[Extracted entries]:

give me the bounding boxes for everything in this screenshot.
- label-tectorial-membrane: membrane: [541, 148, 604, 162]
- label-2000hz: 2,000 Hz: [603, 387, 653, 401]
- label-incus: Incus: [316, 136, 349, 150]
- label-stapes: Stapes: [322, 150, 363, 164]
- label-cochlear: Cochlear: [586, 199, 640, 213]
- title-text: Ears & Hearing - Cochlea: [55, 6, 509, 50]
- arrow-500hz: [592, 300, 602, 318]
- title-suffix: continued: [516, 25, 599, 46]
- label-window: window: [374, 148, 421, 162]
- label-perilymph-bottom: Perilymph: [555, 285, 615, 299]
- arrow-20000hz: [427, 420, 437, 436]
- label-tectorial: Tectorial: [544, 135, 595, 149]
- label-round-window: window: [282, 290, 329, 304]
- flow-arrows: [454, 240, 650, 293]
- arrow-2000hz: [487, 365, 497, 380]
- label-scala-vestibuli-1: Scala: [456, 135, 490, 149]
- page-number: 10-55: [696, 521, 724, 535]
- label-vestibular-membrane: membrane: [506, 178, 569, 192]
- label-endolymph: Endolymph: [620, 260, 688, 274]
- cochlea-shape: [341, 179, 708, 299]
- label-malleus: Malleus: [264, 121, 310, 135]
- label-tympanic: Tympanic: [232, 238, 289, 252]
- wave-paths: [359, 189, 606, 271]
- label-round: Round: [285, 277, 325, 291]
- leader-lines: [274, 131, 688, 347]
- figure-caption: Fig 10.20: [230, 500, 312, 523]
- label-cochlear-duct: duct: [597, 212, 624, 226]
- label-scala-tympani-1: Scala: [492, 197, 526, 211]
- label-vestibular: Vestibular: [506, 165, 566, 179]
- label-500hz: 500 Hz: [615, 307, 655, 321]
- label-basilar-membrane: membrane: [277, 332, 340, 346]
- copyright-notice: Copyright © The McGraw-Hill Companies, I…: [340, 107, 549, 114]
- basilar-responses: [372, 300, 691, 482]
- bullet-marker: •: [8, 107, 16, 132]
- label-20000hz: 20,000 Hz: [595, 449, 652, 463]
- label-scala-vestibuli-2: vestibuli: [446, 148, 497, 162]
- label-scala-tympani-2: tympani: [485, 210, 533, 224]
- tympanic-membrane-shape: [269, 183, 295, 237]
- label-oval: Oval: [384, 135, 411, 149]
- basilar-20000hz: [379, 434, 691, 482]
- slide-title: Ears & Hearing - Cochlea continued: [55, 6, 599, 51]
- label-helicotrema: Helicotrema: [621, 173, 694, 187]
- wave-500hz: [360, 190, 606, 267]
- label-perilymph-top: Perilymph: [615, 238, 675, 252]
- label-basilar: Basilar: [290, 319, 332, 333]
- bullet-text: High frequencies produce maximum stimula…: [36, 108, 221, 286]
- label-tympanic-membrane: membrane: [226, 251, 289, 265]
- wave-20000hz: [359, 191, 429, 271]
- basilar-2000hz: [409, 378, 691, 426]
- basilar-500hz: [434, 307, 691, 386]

[What you are asked to do]: Rewrite the listing above, replacing every occurrence of "membrane" with "sheet" and leaving everything else unchanged.

[Exercise answer]:
give me the bounding boxes for everything in this screenshot.
- label-tectorial-sheet: sheet: [541, 148, 604, 162]
- label-2000hz: 2,000 Hz: [603, 387, 653, 401]
- label-incus: Incus: [316, 136, 349, 150]
- label-stapes: Stapes: [322, 150, 363, 164]
- label-cochlear: Cochlear: [586, 199, 640, 213]
- title-text: Ears & Hearing - Cochlea: [55, 6, 509, 50]
- arrow-500hz: [592, 300, 602, 318]
- title-suffix: continued: [516, 25, 599, 46]
- label-window: window: [374, 148, 421, 162]
- label-perilymph-bottom: Perilymph: [555, 285, 615, 299]
- arrow-20000hz: [427, 420, 437, 436]
- label-tectorial: Tectorial: [544, 135, 595, 149]
- label-round-window: window: [282, 290, 329, 304]
- flow-arrows: [454, 240, 650, 293]
- arrow-2000hz: [487, 365, 497, 380]
- label-scala-vestibuli-1: Scala: [456, 135, 490, 149]
- page-number: 10-55: [696, 521, 724, 535]
- label-vestibular-sheet: sheet: [506, 178, 569, 192]
- label-endolymph: Endolymph: [620, 260, 688, 274]
- cochlea-shape: [341, 179, 708, 299]
- label-malleus: Malleus: [264, 121, 310, 135]
- label-tympanic: Tympanic: [232, 238, 289, 252]
- wave-paths: [359, 189, 606, 271]
- label-round: Round: [285, 277, 325, 291]
- leader-lines: [274, 131, 688, 347]
- figure-caption: Fig 10.20: [230, 500, 312, 523]
- label-cochlear-duct: duct: [597, 212, 624, 226]
- label-scala-tympani-1: Scala: [492, 197, 526, 211]
- label-vestibular: Vestibular: [506, 165, 566, 179]
- label-500hz: 500 Hz: [615, 307, 655, 321]
- label-basilar-sheet: sheet: [277, 332, 340, 346]
- copyright-notice: Copyright © The McGraw-Hill Companies, I…: [340, 107, 549, 114]
- basilar-responses: [372, 300, 691, 482]
- bullet-marker: •: [8, 107, 16, 132]
- label-20000hz: 20,000 Hz: [595, 449, 652, 463]
- label-scala-vestibuli-2: vestibuli: [446, 148, 497, 162]
- label-scala-tympani-2: tympani: [485, 210, 533, 224]
- tympanic-sheet-shape: [269, 183, 295, 237]
- label-oval: Oval: [384, 135, 411, 149]
- basilar-20000hz: [379, 434, 691, 482]
- slide-title: Ears & Hearing - Cochlea continued: [55, 6, 599, 51]
- label-helicotrema: Helicotrema: [621, 173, 694, 187]
- wave-500hz: [360, 190, 606, 267]
- label-perilymph-top: Perilymph: [615, 238, 675, 252]
- label-basilar: Basilar: [290, 319, 332, 333]
- bullet-text: High frequencies produce maximum stimula…: [36, 108, 221, 286]
- label-tympanic-sheet: sheet: [226, 251, 289, 265]
- wave-20000hz: [359, 191, 429, 271]
- basilar-2000hz: [409, 378, 691, 426]
- basilar-500hz: [434, 307, 691, 386]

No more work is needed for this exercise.